Instruction :: Copy the material that follows word for word and omit its pictures.

Records for the task ::
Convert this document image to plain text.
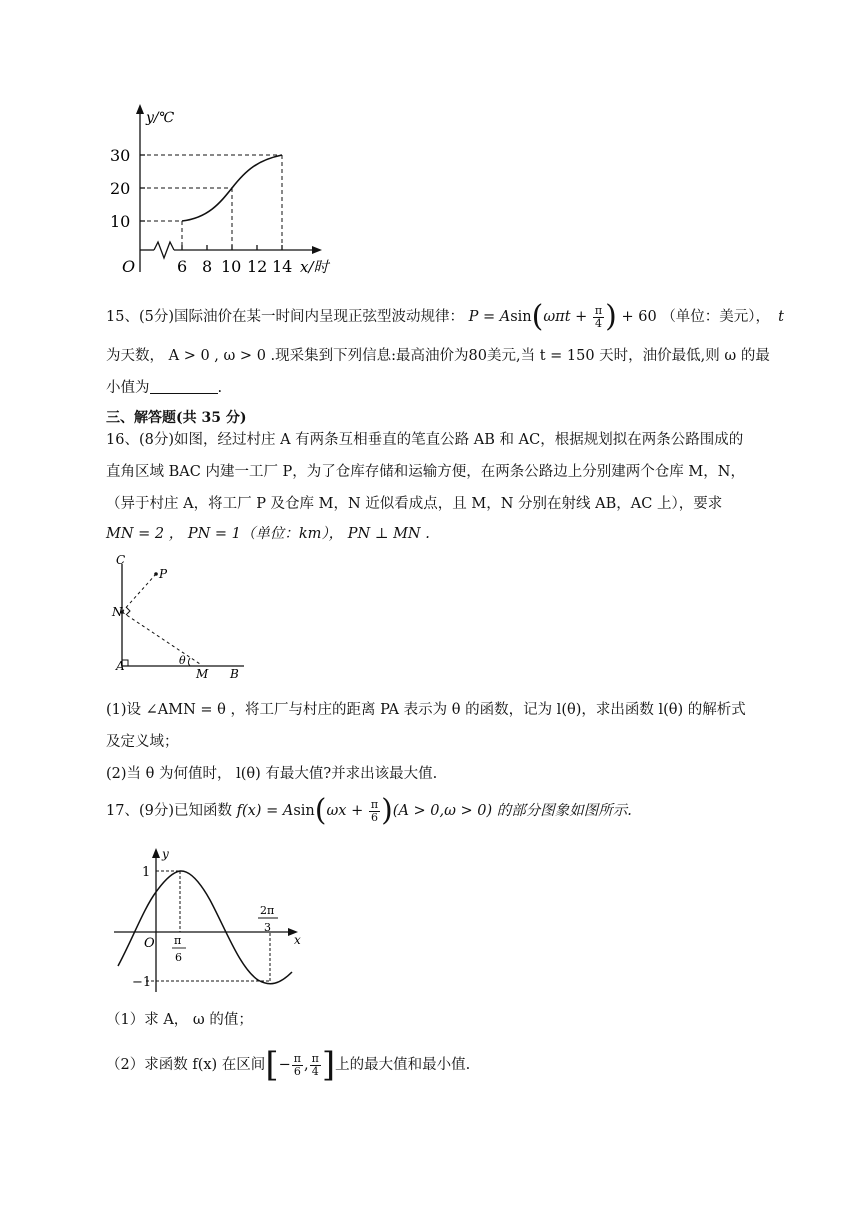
y/℃
30
20
10
O	6 8 10 12 14 x/时
15、(5分)国际油价在某一时间内呈现正弦型波动规律： $P = Asin(\omega\pi t + \frac{\pi}{4}$ ) + 60 （单位：美元）， t
为天数， A > 0 , ω > 0 .现采集到下列信息:最高油价为80美元,当 t = 150 天时，油价最低,则 ω 的最
小值为	.
三、解答题(共 35 分)
16、(8分)如图，经过村庄 A 有两条互相垂直的笔直公路 AB 和 AC，根据规划拟在两条公路围成的
直角区域 BAC 内建一工厂 P，为了仓库存储和运输方便，在两条公路边上分别建两个仓库 M，N，
（异于村庄 A，将工厂 P 及仓库 M，N 近似看成点，且 M，N 分别在射线 AB，AC 上），要求
MN = 2 ， PN = 1（单位：km）， PN ⊥ MN .
C
P
N
A
M B
θ
(1)设 ∠AMN = θ ，将工厂与村庄的距离 PA 表示为 θ 的函数，记为 l(θ)，求出函数 l(θ) 的解析式
及定义域；
(2)当 θ 为何值时， l(θ) 有最大值?并求出该最大值.
17、(9分)已知函数 $f(x) = Asin(\omega x + \frac{\pi}{6} )(A > 0,\omega > 0)$ 的部分图象如图所示.
y
x
O
1
−1
π
6
2π
3
（1）求 A， ω 的值；
（2）求函数 f(x) 在区间[− $\frac{\pi}{6}$ , $\frac{\pi}{4}$ ]上的最大值和最小值.
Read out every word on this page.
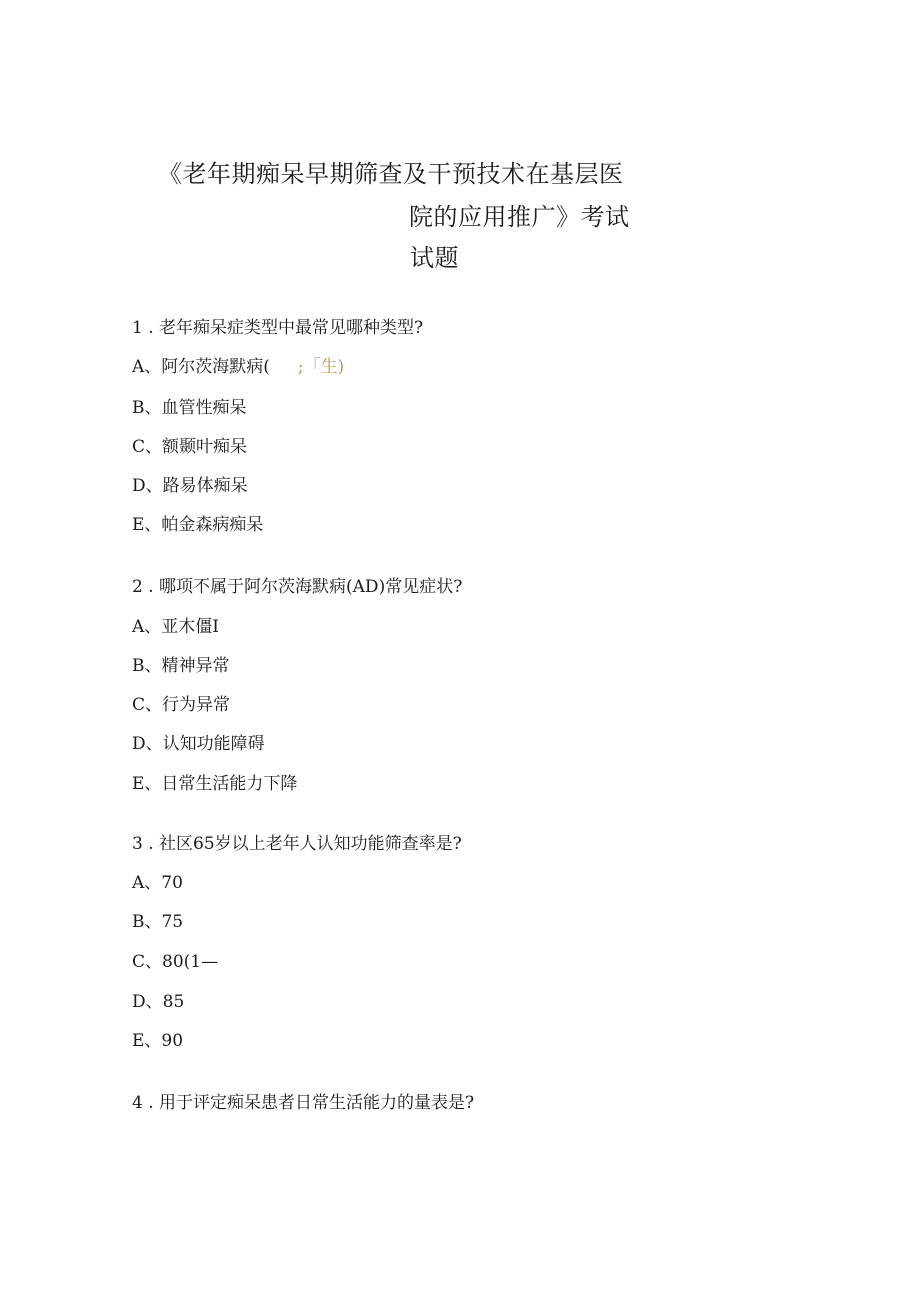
《老年期痴呆早期筛查及干预技术在基层医
院的应用推广》考试
试题
1 . 老年痴呆症类型中最常见哪种类型?
A、阿尔茨海默病( ;「生)
B、血管性痴呆
C、额颞叶痴呆
D、路易体痴呆
E、帕金森病痴呆
2 . 哪项不属于阿尔茨海默病(AD)常见症状?
A、亚木僵I
B、精神异常
C、行为异常
D、认知功能障碍
E、日常生活能力下降
3 . 社区65岁以上老年人认知功能筛查率是?
A、70
B、75
C、80(1—
D、85
E、90
4 . 用于评定痴呆患者日常生活能力的量表是?
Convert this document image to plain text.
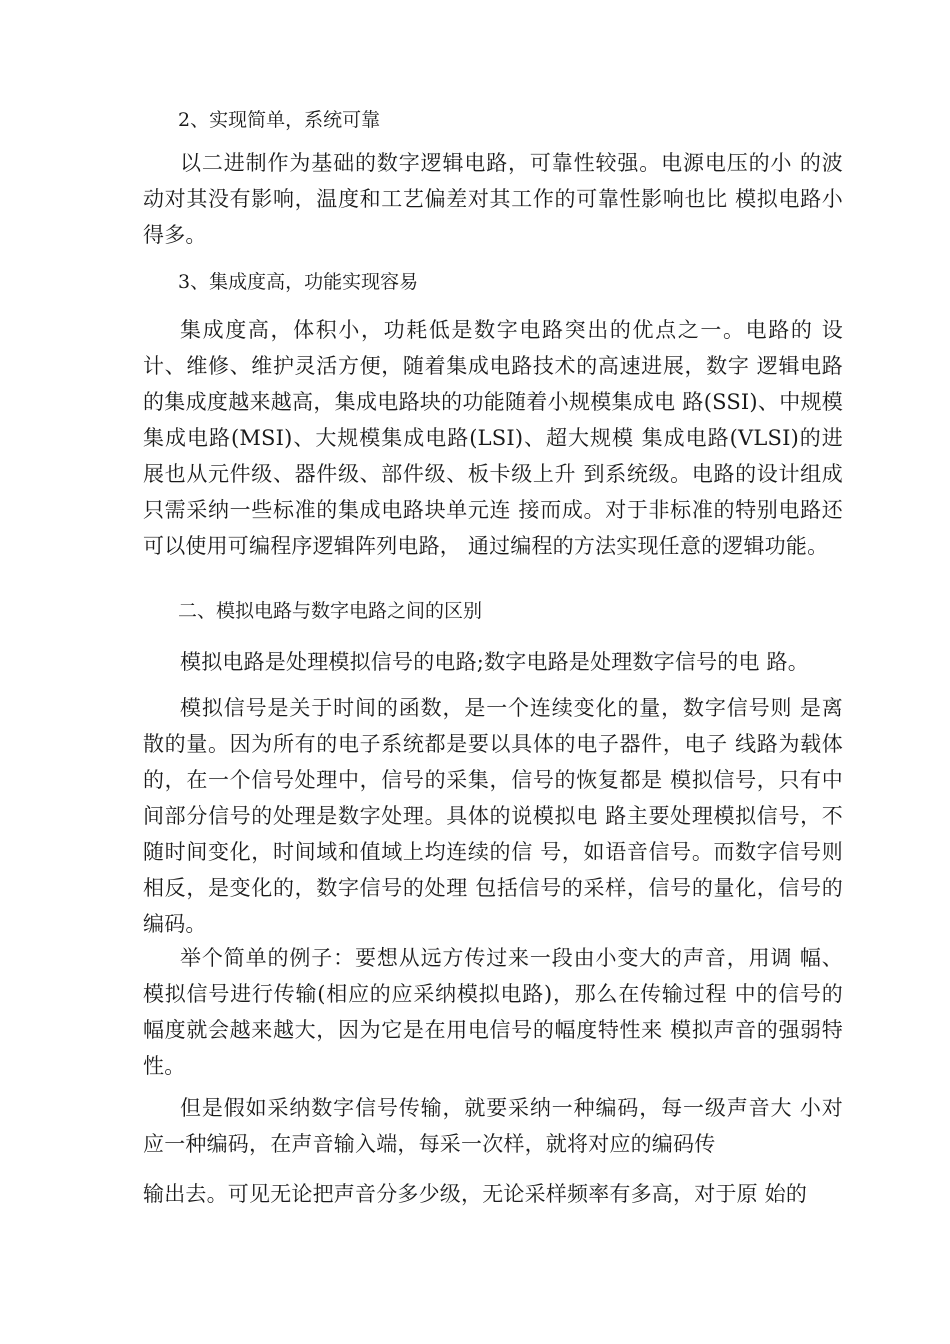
2、实现简单，系统可靠
以二进制作为基础的数字逻辑电路，可靠性较强。电源电压的小 的波动对其没有影响，温度和工艺偏差对其工作的可靠性影响也比 模拟电路小得多。
3、集成度高，功能实现容易
集成度高，体积小，功耗低是数字电路突出的优点之一。电路的 设计、维修、维护灵活方便，随着集成电路技术的高速进展，数字 逻辑电路的集成度越来越高，集成电路块的功能随着小规模集成电 路(SSI)、中规模集成电路(MSI)、大规模集成电路(LSI)、超大规模 集成电路(VLSI)的进展也从元件级、器件级、部件级、板卡级上升 到系统级。电路的设计组成只需采纳一些标准的集成电路块单元连 接而成。对于非标准的特别电路还可以使用可编程序逻辑阵列电路， 通过编程的方法实现任意的逻辑功能。
二、模拟电路与数字电路之间的区别
模拟电路是处理模拟信号的电路;数字电路是处理数字信号的电 路。
模拟信号是关于时间的函数，是一个连续变化的量，数字信号则 是离散的量。因为所有的电子系统都是要以具体的电子器件，电子 线路为载体的，在一个信号处理中，信号的采集，信号的恢复都是 模拟信号，只有中间部分信号的处理是数字处理。具体的说模拟电 路主要处理模拟信号，不随时间变化，时间域和值域上均连续的信 号，如语音信号。而数字信号则相反，是变化的，数字信号的处理 包括信号的采样，信号的量化，信号的编码。
举个简单的例子：要想从远方传过来一段由小变大的声音，用调 幅、模拟信号进行传输(相应的应采纳模拟电路)，那么在传输过程 中的信号的幅度就会越来越大，因为它是在用电信号的幅度特性来 模拟声音的强弱特性。
但是假如采纳数字信号传输，就要采纳一种编码，每一级声音大 小对应一种编码，在声音输入端，每采一次样，就将对应的编码传
输出去。可见无论把声音分多少级，无论采样频率有多高，对于原 始的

Exercise response ::
Convert this document image to plain text.
y/℃
30
20
10
O	6 8 10 12 14 x/时
15、(5分)国际油价在某一时间内呈现正弦型波动规律： $P = Asin(\omega\pi t + \frac{\pi}{4}$ ) + 60 （单位：美元）， t
为天数， A > 0 , ω > 0 .现采集到下列信息:最高油价为80美元,当 t = 150 天时，油价最低,则 ω 的最
小值为	.
三、解答题(共 35 分)
16、(8分)如图，经过村庄 A 有两条互相垂直的笔直公路 AB 和 AC，根据规划拟在两条公路围成的
直角区域 BAC 内建一工厂 P，为了仓库存储和运输方便，在两条公路边上分别建两个仓库 M，N，
（异于村庄 A，将工厂 P 及仓库 M，N 近似看成点，且 M，N 分别在射线 AB，AC 上），要求
MN = 2 ， PN = 1（单位：km）， PN ⊥ MN .
C
P
N
A
M B
θ
(1)设 ∠AMN = θ ，将工厂与村庄的距离 PA 表示为 θ 的函数，记为 l(θ)，求出函数 l(θ) 的解析式
及定义域；
(2)当 θ 为何值时， l(θ) 有最大值?并求出该最大值.
17、(9分)已知函数 $f(x) = Asin(\omega x + \frac{\pi}{6} )(A > 0,\omega > 0)$ 的部分图象如图所示.
y
x
O
1
−1
π
6
2π
3
（1）求 A， ω 的值；
（2）求函数 f(x) 在区间[− $\frac{\pi}{6}$ , $\frac{\pi}{4}$ ]上的最大值和最小值.
Read out every word on this page.
《老年期痴呆早期筛查及干预技术在基层医
院的应用推广》考试
试题
1 . 老年痴呆症类型中最常见哪种类型?
A、阿尔茨海默病( ;「生)
B、血管性痴呆
C、额颞叶痴呆
D、路易体痴呆
E、帕金森病痴呆
2 . 哪项不属于阿尔茨海默病(AD)常见症状?
A、亚木僵I
B、精神异常
C、行为异常
D、认知功能障碍
E、日常生活能力下降
3 . 社区65岁以上老年人认知功能筛查率是?
A、70
B、75
C、80(1—
D、85
E、90
4 . 用于评定痴呆患者日常生活能力的量表是?
Convert this document image to plain text.
2、实现简单，系统可靠
以二进制作为基础的数字逻辑电路，可靠性较强。电源电压的小 的波动对其没有影响，温度和工艺偏差对其工作的可靠性影响也比 模拟电路小得多。
3、集成度高，功能实现容易
集成度高，体积小，功耗低是数字电路突出的优点之一。电路的 设计、维修、维护灵活方便，随着集成电路技术的高速进展，数字 逻辑电路的集成度越来越高，集成电路块的功能随着小规模集成电 路(SSI)、中规模集成电路(MSI)、大规模集成电路(LSI)、超大规模 集成电路(VLSI)的进展也从元件级、器件级、部件级、板卡级上升 到系统级。电路的设计组成只需采纳一些标准的集成电路块单元连 接而成。对于非标准的特别电路还可以使用可编程序逻辑阵列电路， 通过编程的方法实现任意的逻辑功能。
二、模拟电路与数字电路之间的区别
模拟电路是处理模拟信号的电路;数字电路是处理数字信号的电 路。
模拟信号是关于时间的函数，是一个连续变化的量，数字信号则 是离散的量。因为所有的电子系统都是要以具体的电子器件，电子 线路为载体的，在一个信号处理中，信号的采集，信号的恢复都是 模拟信号，只有中间部分信号的处理是数字处理。具体的说模拟电 路主要处理模拟信号，不随时间变化，时间域和值域上均连续的信 号，如语音信号。而数字信号则相反，是变化的，数字信号的处理 包括信号的采样，信号的量化，信号的编码。
举个简单的例子：要想从远方传过来一段由小变大的声音，用调 幅、模拟信号进行传输(相应的应采纳模拟电路)，那么在传输过程 中的信号的幅度就会越来越大，因为它是在用电信号的幅度特性来 模拟声音的强弱特性。
但是假如采纳数字信号传输，就要采纳一种编码，每一级声音大 小对应一种编码，在声音输入端，每采一次样，就将对应的编码传
输出去。可见无论把声音分多少级，无论采样频率有多高，对于原 始的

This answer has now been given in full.